[Entries start]

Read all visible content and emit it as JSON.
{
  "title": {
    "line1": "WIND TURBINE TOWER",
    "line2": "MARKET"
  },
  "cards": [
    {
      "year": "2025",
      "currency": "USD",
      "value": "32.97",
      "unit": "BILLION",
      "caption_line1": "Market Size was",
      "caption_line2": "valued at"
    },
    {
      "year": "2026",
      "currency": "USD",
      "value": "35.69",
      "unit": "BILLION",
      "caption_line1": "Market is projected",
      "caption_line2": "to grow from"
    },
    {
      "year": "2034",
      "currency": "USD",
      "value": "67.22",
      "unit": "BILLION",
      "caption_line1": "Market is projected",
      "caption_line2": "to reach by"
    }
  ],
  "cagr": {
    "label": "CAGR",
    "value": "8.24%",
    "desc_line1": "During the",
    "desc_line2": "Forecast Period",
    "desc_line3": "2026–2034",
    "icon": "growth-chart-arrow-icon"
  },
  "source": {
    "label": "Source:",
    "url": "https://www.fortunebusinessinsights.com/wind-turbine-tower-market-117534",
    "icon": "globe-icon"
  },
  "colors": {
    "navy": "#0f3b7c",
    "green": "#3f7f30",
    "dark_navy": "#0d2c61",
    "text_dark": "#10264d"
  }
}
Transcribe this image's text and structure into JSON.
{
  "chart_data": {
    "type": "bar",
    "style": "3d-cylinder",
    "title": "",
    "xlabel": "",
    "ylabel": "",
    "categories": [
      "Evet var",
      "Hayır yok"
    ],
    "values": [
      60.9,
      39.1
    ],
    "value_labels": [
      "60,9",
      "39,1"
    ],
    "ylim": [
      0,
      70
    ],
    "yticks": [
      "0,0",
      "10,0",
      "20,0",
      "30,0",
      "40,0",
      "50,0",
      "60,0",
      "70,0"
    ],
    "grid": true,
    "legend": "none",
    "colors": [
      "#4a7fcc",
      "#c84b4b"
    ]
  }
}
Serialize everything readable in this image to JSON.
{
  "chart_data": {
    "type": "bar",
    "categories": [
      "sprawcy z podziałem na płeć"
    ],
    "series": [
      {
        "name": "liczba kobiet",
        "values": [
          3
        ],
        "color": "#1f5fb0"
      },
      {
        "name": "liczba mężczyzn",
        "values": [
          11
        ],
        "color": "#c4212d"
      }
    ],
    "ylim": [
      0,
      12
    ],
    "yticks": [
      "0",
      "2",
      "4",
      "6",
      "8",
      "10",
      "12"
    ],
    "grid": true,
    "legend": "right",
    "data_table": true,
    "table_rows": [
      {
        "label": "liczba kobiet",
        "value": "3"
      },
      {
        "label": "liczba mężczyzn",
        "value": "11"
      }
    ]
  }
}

[Entries end]

Aim >>
All of the data needs to be reproduced exactly, with no line missing.

Correct result >>
Read all visible content and emit it as JSON.
{
  "title": {
    "line1": "WIND TURBINE TOWER",
    "line2": "MARKET"
  },
  "cards": [
    {
      "year": "2025",
      "currency": "USD",
      "value": "32.97",
      "unit": "BILLION",
      "caption_line1": "Market Size was",
      "caption_line2": "valued at"
    },
    {
      "year": "2026",
      "currency": "USD",
      "value": "35.69",
      "unit": "BILLION",
      "caption_line1": "Market is projected",
      "caption_line2": "to grow from"
    },
    {
      "year": "2034",
      "currency": "USD",
      "value": "67.22",
      "unit": "BILLION",
      "caption_line1": "Market is projected",
      "caption_line2": "to reach by"
    }
  ],
  "cagr": {
    "label": "CAGR",
    "value": "8.24%",
    "desc_line1": "During the",
    "desc_line2": "Forecast Period",
    "desc_line3": "2026–2034",
    "icon": "growth-chart-arrow-icon"
  },
  "source": {
    "label": "Source:",
    "url": "https://www.fortunebusinessinsights.com/wind-turbine-tower-market-117534",
    "icon": "globe-icon"
  },
  "colors": {
    "navy": "#0f3b7c",
    "green": "#3f7f30",
    "dark_navy": "#0d2c61",
    "text_dark": "#10264d"
  }
}
Transcribe this image's text and structure into JSON.
{
  "chart_data": {
    "type": "bar",
    "style": "3d-cylinder",
    "title": "",
    "xlabel": "",
    "ylabel": "",
    "categories": [
      "Evet var",
      "Hayır yok"
    ],
    "values": [
      60.9,
      39.1
    ],
    "value_labels": [
      "60,9",
      "39,1"
    ],
    "ylim": [
      0,
      70
    ],
    "yticks": [
      "0,0",
      "10,0",
      "20,0",
      "30,0",
      "40,0",
      "50,0",
      "60,0",
      "70,0"
    ],
    "grid": true,
    "legend": "none",
    "colors": [
      "#4a7fcc",
      "#c84b4b"
    ]
  }
}
Serialize everything readable in this image to JSON.
{
  "chart_data": {
    "type": "bar",
    "categories": [
      "sprawcy z podziałem na płeć"
    ],
    "series": [
      {
        "name": "liczba kobiet",
        "values": [
          3
        ],
        "color": "#1f5fb0"
      },
      {
        "name": "liczba mężczyzn",
        "values": [
          11
        ],
        "color": "#c4212d"
      }
    ],
    "ylim": [
      0,
      12
    ],
    "yticks": [
      "0",
      "2",
      "4",
      "6",
      "8",
      "10",
      "12"
    ],
    "grid": true,
    "legend": "right",
    "data_table": true,
    "table_rows": [
      {
        "label": "liczba kobiet",
        "value": "3"
      },
      {
        "label": "liczba mężczyzn",
        "value": "11"
      }
    ]
  }
}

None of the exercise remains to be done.